» **What the task asks**
Pictures do not belong in the copy; transcribe everything else in the records exactly.

» **Data supplied**
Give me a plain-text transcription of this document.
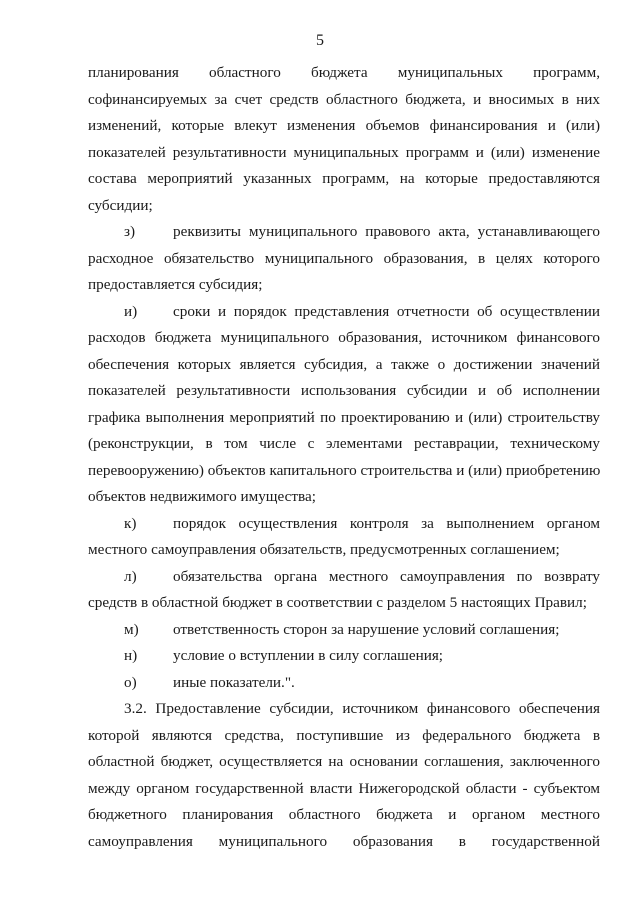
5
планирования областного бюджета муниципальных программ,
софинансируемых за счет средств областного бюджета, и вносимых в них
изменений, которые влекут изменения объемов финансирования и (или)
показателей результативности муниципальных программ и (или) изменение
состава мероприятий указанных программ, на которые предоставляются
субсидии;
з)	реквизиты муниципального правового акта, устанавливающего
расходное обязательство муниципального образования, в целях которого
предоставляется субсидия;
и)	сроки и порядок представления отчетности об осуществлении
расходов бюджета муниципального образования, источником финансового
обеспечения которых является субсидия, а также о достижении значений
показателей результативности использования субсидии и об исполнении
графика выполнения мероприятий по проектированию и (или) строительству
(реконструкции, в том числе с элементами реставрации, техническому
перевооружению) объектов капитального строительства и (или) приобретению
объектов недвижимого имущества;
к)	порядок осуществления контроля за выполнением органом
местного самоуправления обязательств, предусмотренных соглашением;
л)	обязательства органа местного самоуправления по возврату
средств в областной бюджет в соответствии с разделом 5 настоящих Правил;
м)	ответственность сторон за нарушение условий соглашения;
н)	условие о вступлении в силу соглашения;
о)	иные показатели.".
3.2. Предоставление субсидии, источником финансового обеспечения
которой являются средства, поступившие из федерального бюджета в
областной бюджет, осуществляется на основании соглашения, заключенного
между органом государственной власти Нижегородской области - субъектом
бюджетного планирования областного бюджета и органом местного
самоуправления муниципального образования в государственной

» **Exercise output**
Give me a plain-text transcription of this document.
5
планирования областного бюджета муниципальных программ,
софинансируемых за счет средств областного бюджета, и вносимых в них
изменений, которые влекут изменения объемов финансирования и (или)
показателей результативности муниципальных программ и (или) изменение
состава мероприятий указанных программ, на которые предоставляются
субсидии;
з)	реквизиты муниципального правового акта, устанавливающего
расходное обязательство муниципального образования, в целях которого
предоставляется субсидия;
и)	сроки и порядок представления отчетности об осуществлении
расходов бюджета муниципального образования, источником финансового
обеспечения которых является субсидия, а также о достижении значений
показателей результативности использования субсидии и об исполнении
графика выполнения мероприятий по проектированию и (или) строительству
(реконструкции, в том числе с элементами реставрации, техническому
перевооружению) объектов капитального строительства и (или) приобретению
объектов недвижимого имущества;
к)	порядок осуществления контроля за выполнением органом
местного самоуправления обязательств, предусмотренных соглашением;
л)	обязательства органа местного самоуправления по возврату
средств в областной бюджет в соответствии с разделом 5 настоящих Правил;
м)	ответственность сторон за нарушение условий соглашения;
н)	условие о вступлении в силу соглашения;
о)	иные показатели.".
3.2. Предоставление субсидии, источником финансового обеспечения
которой являются средства, поступившие из федерального бюджета в
областной бюджет, осуществляется на основании соглашения, заключенного
между органом государственной власти Нижегородской области - субъектом
бюджетного планирования областного бюджета и органом местного
самоуправления муниципального образования в государственной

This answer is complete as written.